EXERCISE DETAILS ▸ Write out the records below once more, exactly as they stand.

--- Begin DATASET RECORDS ---

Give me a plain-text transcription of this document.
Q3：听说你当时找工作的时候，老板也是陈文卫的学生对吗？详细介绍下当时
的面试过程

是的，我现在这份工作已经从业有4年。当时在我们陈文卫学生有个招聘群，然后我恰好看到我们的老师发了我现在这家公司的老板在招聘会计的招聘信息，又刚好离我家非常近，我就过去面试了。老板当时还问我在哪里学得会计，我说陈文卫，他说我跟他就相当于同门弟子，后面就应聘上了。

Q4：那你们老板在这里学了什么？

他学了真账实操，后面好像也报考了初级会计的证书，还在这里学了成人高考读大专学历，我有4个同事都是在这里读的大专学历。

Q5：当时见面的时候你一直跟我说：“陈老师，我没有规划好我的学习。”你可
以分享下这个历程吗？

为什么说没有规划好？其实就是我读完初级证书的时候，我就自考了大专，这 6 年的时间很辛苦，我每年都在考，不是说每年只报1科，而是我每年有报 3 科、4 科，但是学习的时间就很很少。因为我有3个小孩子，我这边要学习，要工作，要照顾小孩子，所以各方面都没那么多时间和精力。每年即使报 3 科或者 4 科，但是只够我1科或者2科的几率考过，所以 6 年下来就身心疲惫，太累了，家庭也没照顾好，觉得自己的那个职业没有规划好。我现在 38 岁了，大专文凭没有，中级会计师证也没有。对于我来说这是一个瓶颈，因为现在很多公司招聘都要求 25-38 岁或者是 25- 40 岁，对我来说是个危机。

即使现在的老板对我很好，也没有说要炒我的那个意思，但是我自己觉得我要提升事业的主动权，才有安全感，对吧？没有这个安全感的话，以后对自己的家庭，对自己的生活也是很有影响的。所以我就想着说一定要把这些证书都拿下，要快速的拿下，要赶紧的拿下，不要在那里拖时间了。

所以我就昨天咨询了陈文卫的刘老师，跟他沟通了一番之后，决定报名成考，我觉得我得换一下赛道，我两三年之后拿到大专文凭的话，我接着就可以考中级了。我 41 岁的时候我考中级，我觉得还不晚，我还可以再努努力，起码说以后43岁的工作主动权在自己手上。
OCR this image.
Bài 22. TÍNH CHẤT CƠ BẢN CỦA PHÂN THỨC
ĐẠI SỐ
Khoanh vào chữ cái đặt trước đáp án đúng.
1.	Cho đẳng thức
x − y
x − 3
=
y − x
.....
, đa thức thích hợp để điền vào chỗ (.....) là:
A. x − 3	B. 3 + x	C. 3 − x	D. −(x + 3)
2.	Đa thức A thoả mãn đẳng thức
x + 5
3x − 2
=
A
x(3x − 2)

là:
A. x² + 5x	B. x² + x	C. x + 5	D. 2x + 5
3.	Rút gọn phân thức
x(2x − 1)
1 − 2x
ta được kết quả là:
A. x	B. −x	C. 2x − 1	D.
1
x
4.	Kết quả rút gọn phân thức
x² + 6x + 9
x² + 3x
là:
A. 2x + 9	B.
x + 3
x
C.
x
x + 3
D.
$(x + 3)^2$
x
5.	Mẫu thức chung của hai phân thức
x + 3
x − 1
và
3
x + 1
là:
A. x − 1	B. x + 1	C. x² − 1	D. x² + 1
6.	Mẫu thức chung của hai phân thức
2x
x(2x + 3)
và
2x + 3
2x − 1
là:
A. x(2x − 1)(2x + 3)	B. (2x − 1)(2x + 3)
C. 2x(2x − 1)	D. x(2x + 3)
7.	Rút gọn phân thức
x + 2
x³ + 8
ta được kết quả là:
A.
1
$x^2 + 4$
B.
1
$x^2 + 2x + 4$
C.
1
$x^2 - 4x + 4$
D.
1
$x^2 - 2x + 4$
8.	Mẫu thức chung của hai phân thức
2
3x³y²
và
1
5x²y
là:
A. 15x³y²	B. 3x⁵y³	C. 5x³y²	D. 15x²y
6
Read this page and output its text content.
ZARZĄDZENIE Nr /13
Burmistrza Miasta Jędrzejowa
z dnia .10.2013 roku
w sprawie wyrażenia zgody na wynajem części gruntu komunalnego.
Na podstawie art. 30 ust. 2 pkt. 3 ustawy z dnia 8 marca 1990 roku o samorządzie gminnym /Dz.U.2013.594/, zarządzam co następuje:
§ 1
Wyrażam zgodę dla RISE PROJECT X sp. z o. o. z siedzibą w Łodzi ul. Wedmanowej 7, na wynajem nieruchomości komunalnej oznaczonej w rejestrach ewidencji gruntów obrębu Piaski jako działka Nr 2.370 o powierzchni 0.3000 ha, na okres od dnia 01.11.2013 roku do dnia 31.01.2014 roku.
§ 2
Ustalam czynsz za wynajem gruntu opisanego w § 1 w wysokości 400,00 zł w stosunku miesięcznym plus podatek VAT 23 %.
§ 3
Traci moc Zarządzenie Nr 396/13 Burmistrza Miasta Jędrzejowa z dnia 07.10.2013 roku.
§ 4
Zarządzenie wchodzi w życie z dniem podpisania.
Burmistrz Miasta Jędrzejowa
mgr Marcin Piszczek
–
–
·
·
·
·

--- End DATASET RECORDS ---

EXERCISE ANSWER ▸
Give me a plain-text transcription of this document.
Q3：听说你当时找工作的时候，老板也是陈文卫的学生对吗？详细介绍下当时
的面试过程

是的，我现在这份工作已经从业有4年。当时在我们陈文卫学生有个招聘群，然后我恰好看到我们的老师发了我现在这家公司的老板在招聘会计的招聘信息，又刚好离我家非常近，我就过去面试了。老板当时还问我在哪里学得会计，我说陈文卫，他说我跟他就相当于同门弟子，后面就应聘上了。

Q4：那你们老板在这里学了什么？

他学了真账实操，后面好像也报考了初级会计的证书，还在这里学了成人高考读大专学历，我有4个同事都是在这里读的大专学历。

Q5：当时见面的时候你一直跟我说：“陈老师，我没有规划好我的学习。”你可
以分享下这个历程吗？

为什么说没有规划好？其实就是我读完初级证书的时候，我就自考了大专，这 6 年的时间很辛苦，我每年都在考，不是说每年只报1科，而是我每年有报 3 科、4 科，但是学习的时间就很很少。因为我有3个小孩子，我这边要学习，要工作，要照顾小孩子，所以各方面都没那么多时间和精力。每年即使报 3 科或者 4 科，但是只够我1科或者2科的几率考过，所以 6 年下来就身心疲惫，太累了，家庭也没照顾好，觉得自己的那个职业没有规划好。我现在 38 岁了，大专文凭没有，中级会计师证也没有。对于我来说这是一个瓶颈，因为现在很多公司招聘都要求 25-38 岁或者是 25- 40 岁，对我来说是个危机。

即使现在的老板对我很好，也没有说要炒我的那个意思，但是我自己觉得我要提升事业的主动权，才有安全感，对吧？没有这个安全感的话，以后对自己的家庭，对自己的生活也是很有影响的。所以我就想着说一定要把这些证书都拿下，要快速的拿下，要赶紧的拿下，不要在那里拖时间了。

所以我就昨天咨询了陈文卫的刘老师，跟他沟通了一番之后，决定报名成考，我觉得我得换一下赛道，我两三年之后拿到大专文凭的话，我接着就可以考中级了。我 41 岁的时候我考中级，我觉得还不晚，我还可以再努努力，起码说以后43岁的工作主动权在自己手上。
OCR this image.
Bài 22. TÍNH CHẤT CƠ BẢN CỦA PHÂN THỨC
ĐẠI SỐ
Khoanh vào chữ cái đặt trước đáp án đúng.
1.	Cho đẳng thức
x − y
x − 3
=
y − x
.....
, đa thức thích hợp để điền vào chỗ (.....) là:
A. x − 3	B. 3 + x	C. 3 − x	D. −(x + 3)
2.	Đa thức A thoả mãn đẳng thức
x + 5
3x − 2
=
A
x(3x − 2)

là:
A. x² + 5x	B. x² + x	C. x + 5	D. 2x + 5
3.	Rút gọn phân thức
x(2x − 1)
1 − 2x
ta được kết quả là:
A. x	B. −x	C. 2x − 1	D.
1
x
4.	Kết quả rút gọn phân thức
x² + 6x + 9
x² + 3x
là:
A. 2x + 9	B.
x + 3
x
C.
x
x + 3
D.
$(x + 3)^2$
x
5.	Mẫu thức chung của hai phân thức
x + 3
x − 1
và
3
x + 1
là:
A. x − 1	B. x + 1	C. x² − 1	D. x² + 1
6.	Mẫu thức chung của hai phân thức
2x
x(2x + 3)
và
2x + 3
2x − 1
là:
A. x(2x − 1)(2x + 3)	B. (2x − 1)(2x + 3)
C. 2x(2x − 1)	D. x(2x + 3)
7.	Rút gọn phân thức
x + 2
x³ + 8
ta được kết quả là:
A.
1
$x^2 + 4$
B.
1
$x^2 + 2x + 4$
C.
1
$x^2 - 4x + 4$
D.
1
$x^2 - 2x + 4$
8.	Mẫu thức chung của hai phân thức
2
3x³y²
và
1
5x²y
là:
A. 15x³y²	B. 3x⁵y³	C. 5x³y²	D. 15x²y
6
Read this page and output its text content.
ZARZĄDZENIE Nr /13
Burmistrza Miasta Jędrzejowa
z dnia .10.2013 roku
w sprawie wyrażenia zgody na wynajem części gruntu komunalnego.
Na podstawie art. 30 ust. 2 pkt. 3 ustawy z dnia 8 marca 1990 roku o samorządzie gminnym /Dz.U.2013.594/, zarządzam co następuje:
§ 1
Wyrażam zgodę dla RISE PROJECT X sp. z o. o. z siedzibą w Łodzi ul. Wedmanowej 7, na wynajem nieruchomości komunalnej oznaczonej w rejestrach ewidencji gruntów obrębu Piaski jako działka Nr 2.370 o powierzchni 0.3000 ha, na okres od dnia 01.11.2013 roku do dnia 31.01.2014 roku.
§ 2
Ustalam czynsz za wynajem gruntu opisanego w § 1 w wysokości 400,00 zł w stosunku miesięcznym plus podatek VAT 23 %.
§ 3
Traci moc Zarządzenie Nr 396/13 Burmistrza Miasta Jędrzejowa z dnia 07.10.2013 roku.
§ 4
Zarządzenie wchodzi w życie z dniem podpisania.
Burmistrz Miasta Jędrzejowa
mgr Marcin Piszczek
–
–
·
·
·
·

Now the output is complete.